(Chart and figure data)
= = = = =

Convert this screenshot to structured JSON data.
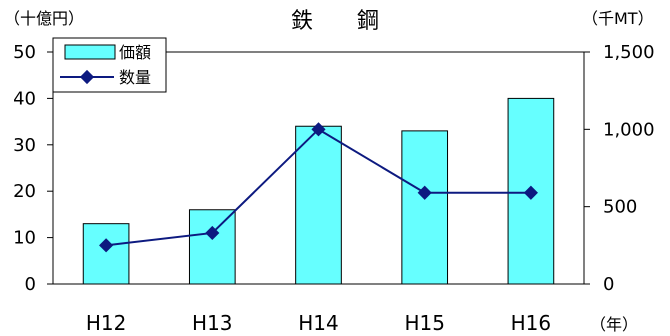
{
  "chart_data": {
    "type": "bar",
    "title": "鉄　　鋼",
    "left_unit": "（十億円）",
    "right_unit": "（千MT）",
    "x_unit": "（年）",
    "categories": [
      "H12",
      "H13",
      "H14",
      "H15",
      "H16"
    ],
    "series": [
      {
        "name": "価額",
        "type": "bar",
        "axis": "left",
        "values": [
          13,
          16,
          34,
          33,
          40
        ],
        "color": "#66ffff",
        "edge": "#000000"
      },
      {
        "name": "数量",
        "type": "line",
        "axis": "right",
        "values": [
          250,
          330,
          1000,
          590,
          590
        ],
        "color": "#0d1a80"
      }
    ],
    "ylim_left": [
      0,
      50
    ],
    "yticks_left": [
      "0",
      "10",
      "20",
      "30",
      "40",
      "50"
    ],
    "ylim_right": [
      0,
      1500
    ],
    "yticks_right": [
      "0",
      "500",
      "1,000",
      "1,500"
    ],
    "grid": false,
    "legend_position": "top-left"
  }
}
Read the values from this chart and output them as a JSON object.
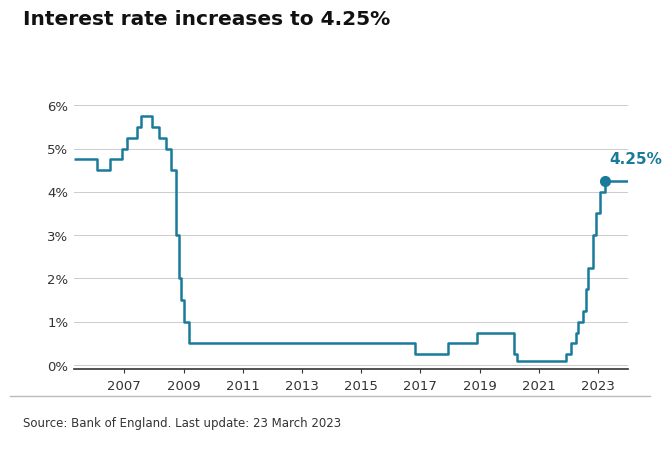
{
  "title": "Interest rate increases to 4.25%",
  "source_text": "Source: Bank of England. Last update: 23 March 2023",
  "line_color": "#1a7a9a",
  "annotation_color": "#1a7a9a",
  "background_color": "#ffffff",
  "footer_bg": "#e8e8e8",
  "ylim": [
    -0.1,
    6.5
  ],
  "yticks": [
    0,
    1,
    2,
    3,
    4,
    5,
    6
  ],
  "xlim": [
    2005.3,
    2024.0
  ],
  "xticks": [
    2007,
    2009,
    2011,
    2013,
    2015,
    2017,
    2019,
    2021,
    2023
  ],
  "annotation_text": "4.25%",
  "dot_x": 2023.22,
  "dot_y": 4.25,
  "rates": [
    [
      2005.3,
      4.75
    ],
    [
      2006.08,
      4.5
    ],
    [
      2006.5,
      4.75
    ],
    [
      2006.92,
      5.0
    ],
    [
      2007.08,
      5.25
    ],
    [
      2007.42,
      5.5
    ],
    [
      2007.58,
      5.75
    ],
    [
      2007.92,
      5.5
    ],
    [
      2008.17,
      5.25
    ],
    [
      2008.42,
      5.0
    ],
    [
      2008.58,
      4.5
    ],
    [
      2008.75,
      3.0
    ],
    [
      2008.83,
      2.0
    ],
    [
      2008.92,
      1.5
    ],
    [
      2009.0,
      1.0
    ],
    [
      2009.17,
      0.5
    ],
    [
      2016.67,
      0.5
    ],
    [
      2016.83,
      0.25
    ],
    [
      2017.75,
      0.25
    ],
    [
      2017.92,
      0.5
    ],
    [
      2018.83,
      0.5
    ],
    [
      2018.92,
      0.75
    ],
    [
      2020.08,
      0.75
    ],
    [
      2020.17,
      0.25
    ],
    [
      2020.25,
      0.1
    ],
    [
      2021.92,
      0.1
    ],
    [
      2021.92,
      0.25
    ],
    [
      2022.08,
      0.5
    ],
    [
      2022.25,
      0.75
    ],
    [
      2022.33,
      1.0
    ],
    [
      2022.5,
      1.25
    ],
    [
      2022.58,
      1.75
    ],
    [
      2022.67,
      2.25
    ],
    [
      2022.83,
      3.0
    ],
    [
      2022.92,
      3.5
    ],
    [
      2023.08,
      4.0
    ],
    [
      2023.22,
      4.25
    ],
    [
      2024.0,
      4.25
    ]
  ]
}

= = = = =

Exactly reproduce the entries above, minus the pictures.

Convert this screenshot to structured JSON data.
{
  "chart_data": {
    "type": "bar",
    "title": "鉄　　鋼",
    "left_unit": "（十億円）",
    "right_unit": "（千MT）",
    "x_unit": "（年）",
    "categories": [
      "H12",
      "H13",
      "H14",
      "H15",
      "H16"
    ],
    "series": [
      {
        "name": "価額",
        "type": "bar",
        "axis": "left",
        "values": [
          13,
          16,
          34,
          33,
          40
        ],
        "color": "#66ffff",
        "edge": "#000000"
      },
      {
        "name": "数量",
        "type": "line",
        "axis": "right",
        "values": [
          250,
          330,
          1000,
          590,
          590
        ],
        "color": "#0d1a80"
      }
    ],
    "ylim_left": [
      0,
      50
    ],
    "yticks_left": [
      "0",
      "10",
      "20",
      "30",
      "40",
      "50"
    ],
    "ylim_right": [
      0,
      1500
    ],
    "yticks_right": [
      "0",
      "500",
      "1,000",
      "1,500"
    ],
    "grid": false,
    "legend_position": "top-left"
  }
}
Read the values from this chart and output them as a JSON object.
{
  "title": "Interest rate increases to 4.25%",
  "source_text": "Source: Bank of England. Last update: 23 March 2023",
  "line_color": "#1a7a9a",
  "annotation_color": "#1a7a9a",
  "background_color": "#ffffff",
  "footer_bg": "#e8e8e8",
  "ylim": [
    -0.1,
    6.5
  ],
  "yticks": [
    0,
    1,
    2,
    3,
    4,
    5,
    6
  ],
  "xlim": [
    2005.3,
    2024.0
  ],
  "xticks": [
    2007,
    2009,
    2011,
    2013,
    2015,
    2017,
    2019,
    2021,
    2023
  ],
  "annotation_text": "4.25%",
  "dot_x": 2023.22,
  "dot_y": 4.25,
  "rates": [
    [
      2005.3,
      4.75
    ],
    [
      2006.08,
      4.5
    ],
    [
      2006.5,
      4.75
    ],
    [
      2006.92,
      5.0
    ],
    [
      2007.08,
      5.25
    ],
    [
      2007.42,
      5.5
    ],
    [
      2007.58,
      5.75
    ],
    [
      2007.92,
      5.5
    ],
    [
      2008.17,
      5.25
    ],
    [
      2008.42,
      5.0
    ],
    [
      2008.58,
      4.5
    ],
    [
      2008.75,
      3.0
    ],
    [
      2008.83,
      2.0
    ],
    [
      2008.92,
      1.5
    ],
    [
      2009.0,
      1.0
    ],
    [
      2009.17,
      0.5
    ],
    [
      2016.67,
      0.5
    ],
    [
      2016.83,
      0.25
    ],
    [
      2017.75,
      0.25
    ],
    [
      2017.92,
      0.5
    ],
    [
      2018.83,
      0.5
    ],
    [
      2018.92,
      0.75
    ],
    [
      2020.08,
      0.75
    ],
    [
      2020.17,
      0.25
    ],
    [
      2020.25,
      0.1
    ],
    [
      2021.92,
      0.1
    ],
    [
      2021.92,
      0.25
    ],
    [
      2022.08,
      0.5
    ],
    [
      2022.25,
      0.75
    ],
    [
      2022.33,
      1.0
    ],
    [
      2022.5,
      1.25
    ],
    [
      2022.58,
      1.75
    ],
    [
      2022.67,
      2.25
    ],
    [
      2022.83,
      3.0
    ],
    [
      2022.92,
      3.5
    ],
    [
      2023.08,
      4.0
    ],
    [
      2023.22,
      4.25
    ],
    [
      2024.0,
      4.25
    ]
  ]
}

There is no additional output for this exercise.